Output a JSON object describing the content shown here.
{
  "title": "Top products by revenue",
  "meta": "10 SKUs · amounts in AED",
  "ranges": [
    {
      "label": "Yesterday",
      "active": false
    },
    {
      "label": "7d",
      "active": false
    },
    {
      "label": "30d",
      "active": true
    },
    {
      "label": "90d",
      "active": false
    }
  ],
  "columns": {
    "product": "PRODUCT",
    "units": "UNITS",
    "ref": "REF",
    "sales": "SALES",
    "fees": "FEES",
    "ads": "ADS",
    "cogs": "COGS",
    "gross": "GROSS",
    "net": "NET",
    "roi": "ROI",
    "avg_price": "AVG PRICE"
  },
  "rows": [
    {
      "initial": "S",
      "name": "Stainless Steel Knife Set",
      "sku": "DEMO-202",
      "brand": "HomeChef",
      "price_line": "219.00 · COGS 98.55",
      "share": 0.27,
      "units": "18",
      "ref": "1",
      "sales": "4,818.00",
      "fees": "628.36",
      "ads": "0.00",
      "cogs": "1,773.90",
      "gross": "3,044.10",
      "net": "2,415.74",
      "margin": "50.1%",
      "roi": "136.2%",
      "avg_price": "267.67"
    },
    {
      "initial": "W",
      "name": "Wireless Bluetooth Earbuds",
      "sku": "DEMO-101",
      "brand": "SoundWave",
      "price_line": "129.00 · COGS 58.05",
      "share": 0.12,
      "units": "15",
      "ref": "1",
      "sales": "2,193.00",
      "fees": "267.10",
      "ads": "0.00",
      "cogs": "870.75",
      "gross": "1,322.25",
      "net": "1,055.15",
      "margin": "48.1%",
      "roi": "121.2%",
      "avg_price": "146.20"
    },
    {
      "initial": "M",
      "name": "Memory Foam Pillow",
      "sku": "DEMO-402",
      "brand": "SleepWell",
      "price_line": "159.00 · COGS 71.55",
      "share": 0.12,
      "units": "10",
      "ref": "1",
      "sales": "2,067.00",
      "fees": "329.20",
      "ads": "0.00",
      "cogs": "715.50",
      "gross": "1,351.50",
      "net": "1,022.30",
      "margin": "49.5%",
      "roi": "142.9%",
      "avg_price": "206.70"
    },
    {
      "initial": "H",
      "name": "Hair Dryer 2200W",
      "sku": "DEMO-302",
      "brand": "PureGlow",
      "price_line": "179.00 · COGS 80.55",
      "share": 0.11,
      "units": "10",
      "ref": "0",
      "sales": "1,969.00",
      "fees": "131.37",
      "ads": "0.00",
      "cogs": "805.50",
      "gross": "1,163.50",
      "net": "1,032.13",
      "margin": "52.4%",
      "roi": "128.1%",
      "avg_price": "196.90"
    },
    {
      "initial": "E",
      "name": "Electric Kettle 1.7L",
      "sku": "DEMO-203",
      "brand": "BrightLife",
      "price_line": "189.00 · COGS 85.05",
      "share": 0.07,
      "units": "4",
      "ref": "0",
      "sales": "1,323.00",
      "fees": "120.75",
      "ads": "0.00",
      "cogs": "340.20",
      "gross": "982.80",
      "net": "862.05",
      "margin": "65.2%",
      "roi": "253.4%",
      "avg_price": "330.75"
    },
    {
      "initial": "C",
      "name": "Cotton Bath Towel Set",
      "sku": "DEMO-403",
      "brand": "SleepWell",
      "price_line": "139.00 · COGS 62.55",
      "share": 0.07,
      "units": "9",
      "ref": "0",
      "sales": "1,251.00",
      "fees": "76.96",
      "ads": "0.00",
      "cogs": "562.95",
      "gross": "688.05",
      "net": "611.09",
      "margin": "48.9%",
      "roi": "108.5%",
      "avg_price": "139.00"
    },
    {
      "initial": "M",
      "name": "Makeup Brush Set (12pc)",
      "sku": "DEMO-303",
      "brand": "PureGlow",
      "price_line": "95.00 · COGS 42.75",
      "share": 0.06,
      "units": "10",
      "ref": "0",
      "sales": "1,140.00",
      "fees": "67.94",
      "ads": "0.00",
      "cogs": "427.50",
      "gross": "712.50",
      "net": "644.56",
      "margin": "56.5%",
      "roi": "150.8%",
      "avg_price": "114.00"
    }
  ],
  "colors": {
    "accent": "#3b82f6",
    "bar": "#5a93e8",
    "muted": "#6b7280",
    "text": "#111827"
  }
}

* * *

Task directions: Of all the lines in the material above, how many contain the word "margin"? Give only the count.

Response for this exercise: 7